■ **Task statement**:
Leave out the pictures and copy the remaining records exactly.

(Dataset rows)
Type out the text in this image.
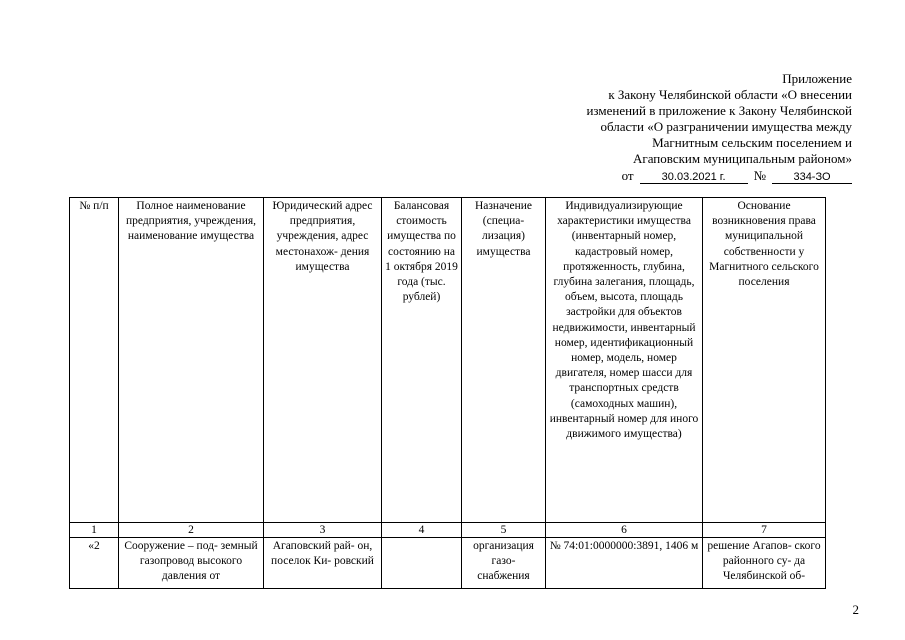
Приложение
к Закону Челябинской области «О внесении
изменений в приложение к Закону Челябинской
области «О разграничении имущества между
Магнитным сельским поселением и
Агаповским муниципальным районом»
от	30.03.2021 г.	№	334-ЗО
№ п/п	Полное наименование предприятия, учреждения, наименование имущества	Юридический адрес предприятия, учреждения, адрес местонахож- дения имущества	Балансовая стоимость имущества по состоянию на 1 октября 2019 года (тыс. рублей)	Назначение (специа- лизация) имущества	Индивидуализирующие характеристики имущества (инвентарный номер, кадастровый номер, протяженность, глубина, глубина залегания, площадь, объем, высота, площадь застройки для объектов недвижимости, инвентарный номер, идентификационный номер, модель, номер двигателя, номер шасси для транспортных средств (самоходных машин), инвентарный номер для иного движимого имущества)	Основание возникновения права муниципальной собственности у Магнитного сельского поселения
1	2	3	4	5	6	7
«2	Сооружение – под- земный газопровод высокого давления от	Агаповский рай- он, поселок Ки- ровский		организация газо- снабжения	№ 74:01:0000000:3891, 1406 м	решение Агапов- ского районного су- да Челябинской об-
2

■ **Completed task**:
Type out the text in this image.
Приложение
к Закону Челябинской области «О внесении
изменений в приложение к Закону Челябинской
области «О разграничении имущества между
Магнитным сельским поселением и
Агаповским муниципальным районом»
от	30.03.2021 г.	№	334-ЗО
№ п/п	Полное наименование предприятия, учреждения, наименование имущества	Юридический адрес предприятия, учреждения, адрес местонахож- дения имущества	Балансовая стоимость имущества по состоянию на 1 октября 2019 года (тыс. рублей)	Назначение (специа- лизация) имущества	Индивидуализирующие характеристики имущества (инвентарный номер, кадастровый номер, протяженность, глубина, глубина залегания, площадь, объем, высота, площадь застройки для объектов недвижимости, инвентарный номер, идентификационный номер, модель, номер двигателя, номер шасси для транспортных средств (самоходных машин), инвентарный номер для иного движимого имущества)	Основание возникновения права муниципальной собственности у Магнитного сельского поселения
1	2	3	4	5	6	7
«2	Сооружение – под- земный газопровод высокого давления от	Агаповский рай- он, поселок Ки- ровский		организация газо- снабжения	№ 74:01:0000000:3891, 1406 м	решение Агапов- ского районного су- да Челябинской об-
2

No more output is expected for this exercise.